▸ Instructions to follow
Count how many lines of the data include "from". The answer is that number and nothing else.

▸ Data
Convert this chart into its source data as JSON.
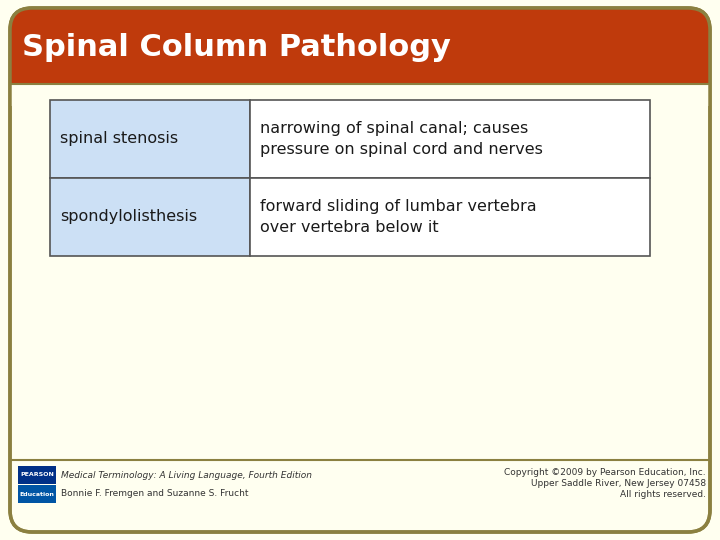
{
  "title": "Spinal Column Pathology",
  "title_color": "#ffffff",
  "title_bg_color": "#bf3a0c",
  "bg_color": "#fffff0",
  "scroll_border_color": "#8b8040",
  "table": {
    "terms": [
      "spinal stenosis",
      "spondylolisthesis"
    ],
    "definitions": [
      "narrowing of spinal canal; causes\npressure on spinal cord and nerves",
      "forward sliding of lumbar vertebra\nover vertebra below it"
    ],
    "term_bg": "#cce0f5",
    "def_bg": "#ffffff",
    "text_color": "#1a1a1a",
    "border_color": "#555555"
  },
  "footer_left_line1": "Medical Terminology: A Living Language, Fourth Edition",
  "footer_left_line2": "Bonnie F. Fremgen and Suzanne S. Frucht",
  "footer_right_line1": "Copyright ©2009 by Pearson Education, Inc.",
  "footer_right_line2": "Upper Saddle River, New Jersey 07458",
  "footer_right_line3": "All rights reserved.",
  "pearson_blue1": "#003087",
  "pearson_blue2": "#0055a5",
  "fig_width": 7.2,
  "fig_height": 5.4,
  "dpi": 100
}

--

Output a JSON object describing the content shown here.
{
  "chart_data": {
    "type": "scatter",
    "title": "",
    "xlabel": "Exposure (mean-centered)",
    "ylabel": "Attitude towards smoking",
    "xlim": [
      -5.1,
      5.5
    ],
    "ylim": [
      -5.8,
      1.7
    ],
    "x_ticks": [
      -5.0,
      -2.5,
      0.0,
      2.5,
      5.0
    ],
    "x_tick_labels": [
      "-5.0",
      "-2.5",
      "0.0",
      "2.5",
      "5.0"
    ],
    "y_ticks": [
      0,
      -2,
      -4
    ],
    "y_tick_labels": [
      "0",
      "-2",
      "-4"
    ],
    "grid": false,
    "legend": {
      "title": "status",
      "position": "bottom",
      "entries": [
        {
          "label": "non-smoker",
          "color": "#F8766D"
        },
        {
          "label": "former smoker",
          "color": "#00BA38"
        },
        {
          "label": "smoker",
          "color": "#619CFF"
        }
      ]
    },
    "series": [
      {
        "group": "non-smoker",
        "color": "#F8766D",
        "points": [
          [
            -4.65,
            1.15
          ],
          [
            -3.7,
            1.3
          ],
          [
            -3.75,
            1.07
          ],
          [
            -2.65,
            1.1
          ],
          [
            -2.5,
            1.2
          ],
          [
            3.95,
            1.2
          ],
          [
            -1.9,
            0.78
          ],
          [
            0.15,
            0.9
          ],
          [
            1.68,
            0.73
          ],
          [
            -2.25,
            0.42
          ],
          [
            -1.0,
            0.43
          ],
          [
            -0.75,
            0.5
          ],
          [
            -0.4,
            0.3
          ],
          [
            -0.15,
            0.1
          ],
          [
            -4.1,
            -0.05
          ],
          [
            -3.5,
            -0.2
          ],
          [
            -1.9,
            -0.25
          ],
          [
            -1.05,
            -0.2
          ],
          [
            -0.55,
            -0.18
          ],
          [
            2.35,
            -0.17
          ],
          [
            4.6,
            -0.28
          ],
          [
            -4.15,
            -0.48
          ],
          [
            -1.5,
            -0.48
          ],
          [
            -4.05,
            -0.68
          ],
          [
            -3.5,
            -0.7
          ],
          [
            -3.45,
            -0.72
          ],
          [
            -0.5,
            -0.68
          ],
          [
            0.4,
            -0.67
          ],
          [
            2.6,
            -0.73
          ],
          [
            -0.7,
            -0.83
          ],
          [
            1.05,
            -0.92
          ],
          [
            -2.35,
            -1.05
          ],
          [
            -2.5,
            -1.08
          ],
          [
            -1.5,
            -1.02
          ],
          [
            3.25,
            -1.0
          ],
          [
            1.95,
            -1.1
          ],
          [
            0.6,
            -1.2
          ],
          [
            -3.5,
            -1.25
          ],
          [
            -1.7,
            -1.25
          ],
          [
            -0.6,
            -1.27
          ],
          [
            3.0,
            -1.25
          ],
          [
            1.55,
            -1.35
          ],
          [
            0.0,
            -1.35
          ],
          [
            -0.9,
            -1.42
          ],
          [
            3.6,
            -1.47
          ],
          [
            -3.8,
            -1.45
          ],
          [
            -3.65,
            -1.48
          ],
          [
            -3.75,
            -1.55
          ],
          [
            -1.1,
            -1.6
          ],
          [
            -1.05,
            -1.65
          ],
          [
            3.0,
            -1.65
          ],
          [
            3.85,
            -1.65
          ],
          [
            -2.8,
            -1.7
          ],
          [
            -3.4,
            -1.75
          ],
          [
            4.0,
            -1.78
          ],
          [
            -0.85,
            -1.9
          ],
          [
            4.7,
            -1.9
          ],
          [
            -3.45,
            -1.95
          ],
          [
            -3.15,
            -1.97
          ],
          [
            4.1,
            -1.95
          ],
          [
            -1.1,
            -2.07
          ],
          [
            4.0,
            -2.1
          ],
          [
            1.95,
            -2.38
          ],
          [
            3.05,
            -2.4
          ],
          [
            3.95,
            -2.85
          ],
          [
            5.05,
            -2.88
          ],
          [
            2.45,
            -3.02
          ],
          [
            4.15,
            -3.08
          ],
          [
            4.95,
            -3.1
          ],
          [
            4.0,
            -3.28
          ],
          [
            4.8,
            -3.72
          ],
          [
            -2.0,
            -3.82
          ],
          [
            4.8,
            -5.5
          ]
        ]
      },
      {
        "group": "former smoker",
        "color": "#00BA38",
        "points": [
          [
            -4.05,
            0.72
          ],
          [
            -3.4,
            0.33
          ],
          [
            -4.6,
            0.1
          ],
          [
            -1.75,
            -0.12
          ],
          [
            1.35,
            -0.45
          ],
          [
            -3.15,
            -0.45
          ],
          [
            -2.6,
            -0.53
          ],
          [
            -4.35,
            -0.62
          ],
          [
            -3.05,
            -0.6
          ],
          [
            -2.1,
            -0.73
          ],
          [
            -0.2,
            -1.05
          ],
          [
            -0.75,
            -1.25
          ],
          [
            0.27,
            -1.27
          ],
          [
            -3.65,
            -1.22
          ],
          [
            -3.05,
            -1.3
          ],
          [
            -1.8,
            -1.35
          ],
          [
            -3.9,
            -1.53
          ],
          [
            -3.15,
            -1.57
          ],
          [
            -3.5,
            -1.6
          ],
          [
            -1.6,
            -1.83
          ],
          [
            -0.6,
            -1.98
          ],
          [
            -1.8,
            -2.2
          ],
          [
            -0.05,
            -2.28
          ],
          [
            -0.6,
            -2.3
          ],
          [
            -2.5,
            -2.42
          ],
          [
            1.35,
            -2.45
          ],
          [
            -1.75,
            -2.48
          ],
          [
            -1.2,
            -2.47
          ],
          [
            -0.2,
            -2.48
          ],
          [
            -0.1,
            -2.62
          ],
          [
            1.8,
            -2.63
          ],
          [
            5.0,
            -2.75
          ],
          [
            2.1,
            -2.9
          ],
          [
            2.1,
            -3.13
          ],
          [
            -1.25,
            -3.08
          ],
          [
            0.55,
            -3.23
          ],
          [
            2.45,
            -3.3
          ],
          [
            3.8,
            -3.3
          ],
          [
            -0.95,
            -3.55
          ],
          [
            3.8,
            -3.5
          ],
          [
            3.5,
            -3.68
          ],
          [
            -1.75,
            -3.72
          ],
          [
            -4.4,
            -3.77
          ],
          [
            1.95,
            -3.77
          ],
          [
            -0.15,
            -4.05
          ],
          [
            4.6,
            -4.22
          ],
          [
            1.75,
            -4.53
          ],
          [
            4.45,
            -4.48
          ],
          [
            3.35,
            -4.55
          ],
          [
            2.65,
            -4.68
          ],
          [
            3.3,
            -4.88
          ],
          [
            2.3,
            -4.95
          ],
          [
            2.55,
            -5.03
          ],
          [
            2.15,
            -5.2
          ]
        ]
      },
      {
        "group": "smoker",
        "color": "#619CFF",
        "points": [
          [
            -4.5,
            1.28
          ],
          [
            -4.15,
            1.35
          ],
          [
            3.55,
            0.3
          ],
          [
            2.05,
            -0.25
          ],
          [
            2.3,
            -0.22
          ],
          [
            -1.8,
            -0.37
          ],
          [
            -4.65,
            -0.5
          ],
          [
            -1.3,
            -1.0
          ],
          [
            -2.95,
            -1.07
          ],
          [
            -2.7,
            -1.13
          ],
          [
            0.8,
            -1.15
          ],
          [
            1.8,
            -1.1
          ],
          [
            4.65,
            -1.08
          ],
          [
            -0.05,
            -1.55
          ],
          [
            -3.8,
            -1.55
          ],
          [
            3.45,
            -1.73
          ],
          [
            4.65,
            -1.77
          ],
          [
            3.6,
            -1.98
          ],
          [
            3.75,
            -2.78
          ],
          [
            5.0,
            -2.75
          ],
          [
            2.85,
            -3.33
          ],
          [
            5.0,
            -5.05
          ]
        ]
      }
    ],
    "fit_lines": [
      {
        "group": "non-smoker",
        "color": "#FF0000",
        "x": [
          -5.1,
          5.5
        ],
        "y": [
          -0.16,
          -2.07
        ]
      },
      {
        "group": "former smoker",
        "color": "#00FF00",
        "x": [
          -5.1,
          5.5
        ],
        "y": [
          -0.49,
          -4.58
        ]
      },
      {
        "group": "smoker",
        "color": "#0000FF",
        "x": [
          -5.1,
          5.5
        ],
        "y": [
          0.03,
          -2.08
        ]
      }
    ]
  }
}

==

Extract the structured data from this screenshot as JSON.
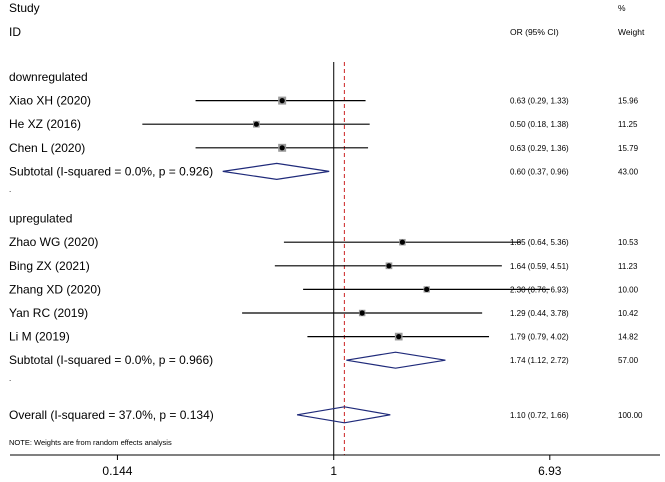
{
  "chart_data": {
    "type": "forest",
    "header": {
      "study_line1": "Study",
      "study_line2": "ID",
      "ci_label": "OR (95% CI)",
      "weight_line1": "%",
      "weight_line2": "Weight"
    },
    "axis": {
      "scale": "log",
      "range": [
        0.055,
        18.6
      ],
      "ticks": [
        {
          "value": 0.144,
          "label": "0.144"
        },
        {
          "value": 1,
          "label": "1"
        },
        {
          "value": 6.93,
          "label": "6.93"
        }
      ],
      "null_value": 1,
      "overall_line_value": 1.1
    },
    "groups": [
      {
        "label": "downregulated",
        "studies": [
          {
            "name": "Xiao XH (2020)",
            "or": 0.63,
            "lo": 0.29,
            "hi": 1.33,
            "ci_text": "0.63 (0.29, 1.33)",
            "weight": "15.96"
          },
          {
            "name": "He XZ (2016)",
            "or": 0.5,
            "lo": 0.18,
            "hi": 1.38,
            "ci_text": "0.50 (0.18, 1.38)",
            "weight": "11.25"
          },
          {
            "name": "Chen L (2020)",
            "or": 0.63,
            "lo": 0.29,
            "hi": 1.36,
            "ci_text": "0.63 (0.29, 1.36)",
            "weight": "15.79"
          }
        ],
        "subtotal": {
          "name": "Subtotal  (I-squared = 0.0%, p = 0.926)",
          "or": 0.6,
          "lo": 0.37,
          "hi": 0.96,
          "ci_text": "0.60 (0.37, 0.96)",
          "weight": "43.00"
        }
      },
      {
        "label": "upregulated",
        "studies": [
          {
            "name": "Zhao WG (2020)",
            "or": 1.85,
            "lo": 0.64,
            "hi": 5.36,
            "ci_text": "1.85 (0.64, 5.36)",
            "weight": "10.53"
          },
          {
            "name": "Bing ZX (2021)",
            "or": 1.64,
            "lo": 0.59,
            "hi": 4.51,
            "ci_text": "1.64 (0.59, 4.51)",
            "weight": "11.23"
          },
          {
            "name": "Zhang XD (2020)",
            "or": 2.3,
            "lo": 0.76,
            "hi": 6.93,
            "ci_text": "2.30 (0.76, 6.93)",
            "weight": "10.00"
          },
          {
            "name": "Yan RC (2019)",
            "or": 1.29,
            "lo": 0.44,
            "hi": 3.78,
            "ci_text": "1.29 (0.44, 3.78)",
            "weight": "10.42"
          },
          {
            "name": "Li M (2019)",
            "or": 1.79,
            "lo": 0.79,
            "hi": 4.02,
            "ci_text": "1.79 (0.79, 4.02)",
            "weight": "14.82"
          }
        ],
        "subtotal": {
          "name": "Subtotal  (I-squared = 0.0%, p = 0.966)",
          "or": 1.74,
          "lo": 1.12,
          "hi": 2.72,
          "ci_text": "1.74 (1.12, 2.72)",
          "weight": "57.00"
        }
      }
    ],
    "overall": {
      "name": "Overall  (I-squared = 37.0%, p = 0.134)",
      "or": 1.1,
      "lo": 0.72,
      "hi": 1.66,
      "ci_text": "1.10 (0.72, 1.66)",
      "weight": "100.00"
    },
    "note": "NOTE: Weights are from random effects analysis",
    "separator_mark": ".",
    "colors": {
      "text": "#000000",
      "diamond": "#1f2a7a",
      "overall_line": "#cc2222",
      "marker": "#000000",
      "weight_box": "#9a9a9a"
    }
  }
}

▸ Response to this exercise
2